§ **Entries supplied**:

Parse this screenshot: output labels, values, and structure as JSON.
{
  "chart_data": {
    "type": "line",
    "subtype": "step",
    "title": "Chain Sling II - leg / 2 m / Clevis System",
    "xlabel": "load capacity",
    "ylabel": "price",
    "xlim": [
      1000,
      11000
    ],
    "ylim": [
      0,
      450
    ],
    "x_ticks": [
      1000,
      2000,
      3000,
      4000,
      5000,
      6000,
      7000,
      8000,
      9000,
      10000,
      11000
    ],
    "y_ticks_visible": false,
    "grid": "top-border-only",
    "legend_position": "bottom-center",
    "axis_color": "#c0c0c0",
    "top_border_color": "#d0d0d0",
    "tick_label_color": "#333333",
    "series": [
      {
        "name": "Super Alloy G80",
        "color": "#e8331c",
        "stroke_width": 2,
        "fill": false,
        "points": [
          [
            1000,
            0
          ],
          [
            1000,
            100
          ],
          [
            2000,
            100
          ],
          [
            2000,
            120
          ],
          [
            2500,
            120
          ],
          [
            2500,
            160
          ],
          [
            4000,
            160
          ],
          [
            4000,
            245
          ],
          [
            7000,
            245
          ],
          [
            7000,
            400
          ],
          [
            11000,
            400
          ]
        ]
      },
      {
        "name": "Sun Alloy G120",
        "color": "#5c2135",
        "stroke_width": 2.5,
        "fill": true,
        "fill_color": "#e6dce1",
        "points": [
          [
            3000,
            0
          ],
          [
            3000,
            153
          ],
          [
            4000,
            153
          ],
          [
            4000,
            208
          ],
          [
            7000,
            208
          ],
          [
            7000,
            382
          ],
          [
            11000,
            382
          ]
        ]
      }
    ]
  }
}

§ **The task**:
Search the listing above for the string "Alloy". Copy every line that contains it.

§ **Solution**:
        "name": "Super Alloy G80",
        "name": "Sun Alloy G120",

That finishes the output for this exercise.